[Source records]
::::::::::

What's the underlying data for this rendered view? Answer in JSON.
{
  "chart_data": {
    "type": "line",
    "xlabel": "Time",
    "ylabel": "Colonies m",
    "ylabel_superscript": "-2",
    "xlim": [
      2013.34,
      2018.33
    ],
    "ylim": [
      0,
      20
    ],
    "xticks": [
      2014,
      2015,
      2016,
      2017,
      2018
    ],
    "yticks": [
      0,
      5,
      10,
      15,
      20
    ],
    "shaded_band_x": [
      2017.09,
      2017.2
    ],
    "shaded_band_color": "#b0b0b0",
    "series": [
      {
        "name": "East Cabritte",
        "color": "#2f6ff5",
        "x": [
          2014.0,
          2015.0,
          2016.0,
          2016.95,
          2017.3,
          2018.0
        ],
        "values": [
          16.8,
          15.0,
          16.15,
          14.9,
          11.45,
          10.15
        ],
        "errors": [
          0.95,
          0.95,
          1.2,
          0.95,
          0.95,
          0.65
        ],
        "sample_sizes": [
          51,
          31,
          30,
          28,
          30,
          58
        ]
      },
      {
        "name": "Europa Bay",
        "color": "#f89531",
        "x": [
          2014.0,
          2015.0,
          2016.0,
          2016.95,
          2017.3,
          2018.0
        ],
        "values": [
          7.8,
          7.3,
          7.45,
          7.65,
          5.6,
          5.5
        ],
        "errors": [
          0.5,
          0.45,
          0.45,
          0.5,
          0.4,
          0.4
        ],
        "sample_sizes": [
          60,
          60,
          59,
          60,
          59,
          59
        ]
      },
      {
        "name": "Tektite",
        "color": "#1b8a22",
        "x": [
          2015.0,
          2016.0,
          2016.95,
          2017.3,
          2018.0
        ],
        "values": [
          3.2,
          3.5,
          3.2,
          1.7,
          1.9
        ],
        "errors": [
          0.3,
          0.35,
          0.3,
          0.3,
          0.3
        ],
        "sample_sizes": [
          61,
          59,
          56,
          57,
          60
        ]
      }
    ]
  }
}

::::::::::

◆ DIRECTIONS FOR THIS TASK ◆
Write out every line exactly as it stands.

◆ ANSWER TO THIS TASK ◆
What's the underlying data for this rendered view? Answer in JSON.
{
  "chart_data": {
    "type": "line",
    "xlabel": "Time",
    "ylabel": "Colonies m",
    "ylabel_superscript": "-2",
    "xlim": [
      2013.34,
      2018.33
    ],
    "ylim": [
      0,
      20
    ],
    "xticks": [
      2014,
      2015,
      2016,
      2017,
      2018
    ],
    "yticks": [
      0,
      5,
      10,
      15,
      20
    ],
    "shaded_band_x": [
      2017.09,
      2017.2
    ],
    "shaded_band_color": "#b0b0b0",
    "series": [
      {
        "name": "East Cabritte",
        "color": "#2f6ff5",
        "x": [
          2014.0,
          2015.0,
          2016.0,
          2016.95,
          2017.3,
          2018.0
        ],
        "values": [
          16.8,
          15.0,
          16.15,
          14.9,
          11.45,
          10.15
        ],
        "errors": [
          0.95,
          0.95,
          1.2,
          0.95,
          0.95,
          0.65
        ],
        "sample_sizes": [
          51,
          31,
          30,
          28,
          30,
          58
        ]
      },
      {
        "name": "Europa Bay",
        "color": "#f89531",
        "x": [
          2014.0,
          2015.0,
          2016.0,
          2016.95,
          2017.3,
          2018.0
        ],
        "values": [
          7.8,
          7.3,
          7.45,
          7.65,
          5.6,
          5.5
        ],
        "errors": [
          0.5,
          0.45,
          0.45,
          0.5,
          0.4,
          0.4
        ],
        "sample_sizes": [
          60,
          60,
          59,
          60,
          59,
          59
        ]
      },
      {
        "name": "Tektite",
        "color": "#1b8a22",
        "x": [
          2015.0,
          2016.0,
          2016.95,
          2017.3,
          2018.0
        ],
        "values": [
          3.2,
          3.5,
          3.2,
          1.7,
          1.9
        ],
        "errors": [
          0.3,
          0.35,
          0.3,
          0.3,
          0.3
        ],
        "sample_sizes": [
          61,
          59,
          56,
          57,
          60
        ]
      }
    ]
  }
}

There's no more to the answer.